What the exercise asks
Wherever the word "breeds" appears in the entries, copy the whole line.
═════ Data
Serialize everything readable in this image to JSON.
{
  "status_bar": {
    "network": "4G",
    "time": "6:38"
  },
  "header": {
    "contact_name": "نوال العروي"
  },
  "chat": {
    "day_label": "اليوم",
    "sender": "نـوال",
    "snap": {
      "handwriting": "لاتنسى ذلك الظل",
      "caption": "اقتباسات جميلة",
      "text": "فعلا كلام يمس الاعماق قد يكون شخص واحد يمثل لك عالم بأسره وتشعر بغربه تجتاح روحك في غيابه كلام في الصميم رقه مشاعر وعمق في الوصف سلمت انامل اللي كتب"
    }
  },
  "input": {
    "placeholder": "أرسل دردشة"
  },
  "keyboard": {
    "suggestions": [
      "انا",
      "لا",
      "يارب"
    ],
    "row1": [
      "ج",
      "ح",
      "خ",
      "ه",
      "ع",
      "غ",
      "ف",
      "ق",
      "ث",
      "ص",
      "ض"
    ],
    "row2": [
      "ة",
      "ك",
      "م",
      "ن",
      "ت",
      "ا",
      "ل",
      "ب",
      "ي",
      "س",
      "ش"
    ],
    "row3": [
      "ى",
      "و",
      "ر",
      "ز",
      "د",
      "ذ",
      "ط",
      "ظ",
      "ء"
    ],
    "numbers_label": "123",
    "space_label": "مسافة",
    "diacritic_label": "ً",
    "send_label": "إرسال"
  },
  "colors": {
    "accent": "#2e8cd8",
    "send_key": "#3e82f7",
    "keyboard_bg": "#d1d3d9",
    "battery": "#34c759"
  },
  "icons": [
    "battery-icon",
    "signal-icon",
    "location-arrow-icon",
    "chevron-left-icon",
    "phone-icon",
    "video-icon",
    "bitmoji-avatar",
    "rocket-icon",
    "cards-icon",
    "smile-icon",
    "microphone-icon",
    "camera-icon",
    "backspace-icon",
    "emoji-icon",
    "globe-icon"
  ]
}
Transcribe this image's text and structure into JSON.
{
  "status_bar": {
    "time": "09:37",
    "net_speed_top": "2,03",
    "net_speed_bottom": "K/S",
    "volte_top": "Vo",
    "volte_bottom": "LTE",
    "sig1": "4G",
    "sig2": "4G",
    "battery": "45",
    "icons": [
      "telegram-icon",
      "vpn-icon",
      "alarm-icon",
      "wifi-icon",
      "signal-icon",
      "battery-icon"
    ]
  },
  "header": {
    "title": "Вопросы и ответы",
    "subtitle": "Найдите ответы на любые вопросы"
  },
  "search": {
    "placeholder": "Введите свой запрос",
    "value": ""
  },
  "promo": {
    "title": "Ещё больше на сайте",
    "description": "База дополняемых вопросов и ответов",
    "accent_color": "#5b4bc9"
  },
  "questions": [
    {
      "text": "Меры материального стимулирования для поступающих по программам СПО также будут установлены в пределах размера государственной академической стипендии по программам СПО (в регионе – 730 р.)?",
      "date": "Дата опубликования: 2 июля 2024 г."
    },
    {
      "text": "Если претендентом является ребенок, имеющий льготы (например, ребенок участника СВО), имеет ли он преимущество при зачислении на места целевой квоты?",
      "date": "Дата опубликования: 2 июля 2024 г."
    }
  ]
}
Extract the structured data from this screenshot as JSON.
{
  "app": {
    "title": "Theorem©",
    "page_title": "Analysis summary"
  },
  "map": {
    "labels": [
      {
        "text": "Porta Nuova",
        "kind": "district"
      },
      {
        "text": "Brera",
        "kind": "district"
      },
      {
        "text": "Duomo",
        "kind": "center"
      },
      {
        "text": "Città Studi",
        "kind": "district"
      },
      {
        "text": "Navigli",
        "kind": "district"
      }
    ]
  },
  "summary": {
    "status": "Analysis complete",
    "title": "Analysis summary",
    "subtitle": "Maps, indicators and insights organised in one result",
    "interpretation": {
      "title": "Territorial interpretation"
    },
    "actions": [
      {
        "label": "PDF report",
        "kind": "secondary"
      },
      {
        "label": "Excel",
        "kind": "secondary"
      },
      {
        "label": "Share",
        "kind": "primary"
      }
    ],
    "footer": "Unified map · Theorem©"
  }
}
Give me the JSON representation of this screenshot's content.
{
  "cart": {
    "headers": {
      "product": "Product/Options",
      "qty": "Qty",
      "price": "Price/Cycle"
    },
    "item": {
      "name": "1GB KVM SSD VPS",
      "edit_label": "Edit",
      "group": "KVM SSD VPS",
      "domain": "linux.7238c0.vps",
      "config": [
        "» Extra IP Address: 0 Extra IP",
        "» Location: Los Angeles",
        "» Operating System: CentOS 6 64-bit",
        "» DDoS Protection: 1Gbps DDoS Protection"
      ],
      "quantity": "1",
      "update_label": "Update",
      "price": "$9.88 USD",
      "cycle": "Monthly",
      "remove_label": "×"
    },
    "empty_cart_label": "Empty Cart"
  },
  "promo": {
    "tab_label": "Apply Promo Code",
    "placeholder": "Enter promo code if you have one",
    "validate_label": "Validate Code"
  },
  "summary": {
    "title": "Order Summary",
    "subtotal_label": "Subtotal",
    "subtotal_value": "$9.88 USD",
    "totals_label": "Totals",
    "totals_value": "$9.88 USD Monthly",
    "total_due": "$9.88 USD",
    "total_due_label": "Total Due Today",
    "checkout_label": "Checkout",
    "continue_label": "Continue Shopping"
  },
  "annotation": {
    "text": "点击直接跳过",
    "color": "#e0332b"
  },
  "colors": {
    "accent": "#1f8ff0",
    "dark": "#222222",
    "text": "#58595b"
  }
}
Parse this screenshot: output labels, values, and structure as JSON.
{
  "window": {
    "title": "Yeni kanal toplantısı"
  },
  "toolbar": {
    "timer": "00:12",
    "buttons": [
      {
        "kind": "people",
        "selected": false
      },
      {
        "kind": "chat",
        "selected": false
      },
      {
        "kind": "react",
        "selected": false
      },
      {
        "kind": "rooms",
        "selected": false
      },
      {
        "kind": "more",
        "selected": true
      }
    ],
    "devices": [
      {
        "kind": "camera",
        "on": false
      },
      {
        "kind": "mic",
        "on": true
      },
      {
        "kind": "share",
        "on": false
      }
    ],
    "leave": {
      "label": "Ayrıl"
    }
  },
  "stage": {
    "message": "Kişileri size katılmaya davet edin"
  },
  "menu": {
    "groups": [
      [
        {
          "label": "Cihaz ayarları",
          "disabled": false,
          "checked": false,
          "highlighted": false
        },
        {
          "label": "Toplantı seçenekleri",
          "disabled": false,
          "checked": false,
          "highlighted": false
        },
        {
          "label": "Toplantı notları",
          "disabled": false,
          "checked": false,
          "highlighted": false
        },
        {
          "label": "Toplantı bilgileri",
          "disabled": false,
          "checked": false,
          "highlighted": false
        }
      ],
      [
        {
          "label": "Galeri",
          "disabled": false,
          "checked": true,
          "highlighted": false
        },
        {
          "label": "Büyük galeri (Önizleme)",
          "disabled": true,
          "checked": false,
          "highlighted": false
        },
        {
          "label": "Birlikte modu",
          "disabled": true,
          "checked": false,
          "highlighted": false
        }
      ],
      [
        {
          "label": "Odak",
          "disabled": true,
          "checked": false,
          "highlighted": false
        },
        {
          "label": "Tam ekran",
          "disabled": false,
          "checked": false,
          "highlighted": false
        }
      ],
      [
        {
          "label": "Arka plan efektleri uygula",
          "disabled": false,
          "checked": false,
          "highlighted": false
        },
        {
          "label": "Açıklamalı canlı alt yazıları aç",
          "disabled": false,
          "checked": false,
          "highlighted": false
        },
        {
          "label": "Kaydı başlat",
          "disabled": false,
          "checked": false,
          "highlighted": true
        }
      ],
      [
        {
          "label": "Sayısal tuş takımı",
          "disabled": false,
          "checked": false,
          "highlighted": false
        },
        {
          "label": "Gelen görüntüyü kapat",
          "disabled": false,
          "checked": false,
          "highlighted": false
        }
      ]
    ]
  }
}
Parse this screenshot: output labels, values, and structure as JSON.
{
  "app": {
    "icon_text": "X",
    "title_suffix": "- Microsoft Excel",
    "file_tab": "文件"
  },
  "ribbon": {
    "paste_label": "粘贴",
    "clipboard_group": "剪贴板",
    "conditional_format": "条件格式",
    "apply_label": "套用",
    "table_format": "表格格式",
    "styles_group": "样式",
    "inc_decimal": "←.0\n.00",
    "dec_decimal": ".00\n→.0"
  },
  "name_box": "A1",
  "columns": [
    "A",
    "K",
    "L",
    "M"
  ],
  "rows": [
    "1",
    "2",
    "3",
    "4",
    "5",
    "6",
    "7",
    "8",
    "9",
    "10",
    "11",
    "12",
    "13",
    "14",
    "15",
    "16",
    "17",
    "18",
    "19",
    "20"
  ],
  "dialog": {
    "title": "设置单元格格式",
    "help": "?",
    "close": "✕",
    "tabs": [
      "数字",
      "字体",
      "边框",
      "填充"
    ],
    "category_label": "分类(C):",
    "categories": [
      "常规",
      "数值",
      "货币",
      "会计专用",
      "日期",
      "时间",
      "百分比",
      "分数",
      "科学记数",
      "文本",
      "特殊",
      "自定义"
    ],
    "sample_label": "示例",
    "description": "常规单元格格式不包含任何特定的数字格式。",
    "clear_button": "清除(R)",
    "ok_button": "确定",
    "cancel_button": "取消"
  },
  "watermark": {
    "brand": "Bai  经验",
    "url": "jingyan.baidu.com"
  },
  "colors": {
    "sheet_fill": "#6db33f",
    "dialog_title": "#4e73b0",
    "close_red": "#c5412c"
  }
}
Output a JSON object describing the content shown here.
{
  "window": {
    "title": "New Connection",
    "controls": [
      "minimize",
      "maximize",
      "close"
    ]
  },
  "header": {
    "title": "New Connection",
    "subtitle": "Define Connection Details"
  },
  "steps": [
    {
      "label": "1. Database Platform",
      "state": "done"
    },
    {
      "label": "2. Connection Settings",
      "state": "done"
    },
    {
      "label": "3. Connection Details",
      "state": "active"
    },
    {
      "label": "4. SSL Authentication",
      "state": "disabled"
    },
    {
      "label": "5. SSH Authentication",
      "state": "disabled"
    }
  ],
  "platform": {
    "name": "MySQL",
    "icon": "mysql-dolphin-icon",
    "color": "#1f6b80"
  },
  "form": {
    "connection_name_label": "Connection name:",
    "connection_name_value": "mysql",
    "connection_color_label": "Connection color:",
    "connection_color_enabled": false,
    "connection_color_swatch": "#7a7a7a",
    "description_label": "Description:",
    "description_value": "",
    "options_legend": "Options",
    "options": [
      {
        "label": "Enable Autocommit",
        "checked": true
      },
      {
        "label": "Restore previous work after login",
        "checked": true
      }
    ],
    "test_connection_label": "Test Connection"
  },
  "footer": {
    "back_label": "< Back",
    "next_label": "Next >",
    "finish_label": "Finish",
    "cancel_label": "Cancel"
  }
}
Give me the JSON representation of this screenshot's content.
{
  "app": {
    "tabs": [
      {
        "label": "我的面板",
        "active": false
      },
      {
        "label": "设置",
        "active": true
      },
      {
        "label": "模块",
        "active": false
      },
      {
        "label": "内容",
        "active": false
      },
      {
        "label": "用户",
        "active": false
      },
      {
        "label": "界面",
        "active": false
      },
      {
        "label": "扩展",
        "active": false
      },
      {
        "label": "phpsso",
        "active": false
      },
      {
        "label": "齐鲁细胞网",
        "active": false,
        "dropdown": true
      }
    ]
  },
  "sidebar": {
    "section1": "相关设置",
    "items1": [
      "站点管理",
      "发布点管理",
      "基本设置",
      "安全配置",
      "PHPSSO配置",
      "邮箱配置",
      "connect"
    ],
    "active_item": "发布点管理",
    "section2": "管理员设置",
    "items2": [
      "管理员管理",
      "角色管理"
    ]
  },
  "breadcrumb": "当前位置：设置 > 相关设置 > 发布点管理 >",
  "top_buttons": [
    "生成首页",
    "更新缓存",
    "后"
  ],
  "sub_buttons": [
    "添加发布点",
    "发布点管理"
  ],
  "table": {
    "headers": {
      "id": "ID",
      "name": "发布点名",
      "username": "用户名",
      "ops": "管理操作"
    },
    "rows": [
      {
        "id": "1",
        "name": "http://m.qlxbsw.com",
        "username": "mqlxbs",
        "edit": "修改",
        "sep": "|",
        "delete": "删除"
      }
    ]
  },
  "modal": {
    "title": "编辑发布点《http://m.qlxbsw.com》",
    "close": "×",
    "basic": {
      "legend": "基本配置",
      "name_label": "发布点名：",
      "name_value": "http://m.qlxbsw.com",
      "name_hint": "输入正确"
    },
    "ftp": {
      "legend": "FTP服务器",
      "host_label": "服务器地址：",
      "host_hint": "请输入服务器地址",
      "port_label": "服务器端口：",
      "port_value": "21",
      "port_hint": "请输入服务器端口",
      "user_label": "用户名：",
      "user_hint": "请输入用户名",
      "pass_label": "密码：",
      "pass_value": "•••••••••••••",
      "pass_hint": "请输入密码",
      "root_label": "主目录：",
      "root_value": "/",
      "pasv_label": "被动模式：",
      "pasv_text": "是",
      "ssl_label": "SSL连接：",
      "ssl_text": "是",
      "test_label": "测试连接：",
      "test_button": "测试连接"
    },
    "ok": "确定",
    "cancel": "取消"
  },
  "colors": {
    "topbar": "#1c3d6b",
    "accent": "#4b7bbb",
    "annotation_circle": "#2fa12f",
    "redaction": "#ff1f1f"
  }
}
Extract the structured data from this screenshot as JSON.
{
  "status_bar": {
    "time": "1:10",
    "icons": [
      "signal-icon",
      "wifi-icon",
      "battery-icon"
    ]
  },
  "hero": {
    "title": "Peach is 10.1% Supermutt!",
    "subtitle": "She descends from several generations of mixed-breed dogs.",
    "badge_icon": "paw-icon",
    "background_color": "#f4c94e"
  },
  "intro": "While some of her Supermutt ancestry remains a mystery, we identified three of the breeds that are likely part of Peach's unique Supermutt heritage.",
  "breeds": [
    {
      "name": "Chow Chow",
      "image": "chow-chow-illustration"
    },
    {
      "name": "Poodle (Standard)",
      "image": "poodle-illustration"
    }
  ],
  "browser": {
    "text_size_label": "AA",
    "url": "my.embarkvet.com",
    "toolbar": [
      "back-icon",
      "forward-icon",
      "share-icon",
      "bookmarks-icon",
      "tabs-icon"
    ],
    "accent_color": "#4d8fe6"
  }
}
══════════
Solution to this problem
  "intro": "While some of her Supermutt ancestry remains a mystery, we identified three of the breeds that are likely part of Peach's unique Supermutt heritage.",
  "breeds": [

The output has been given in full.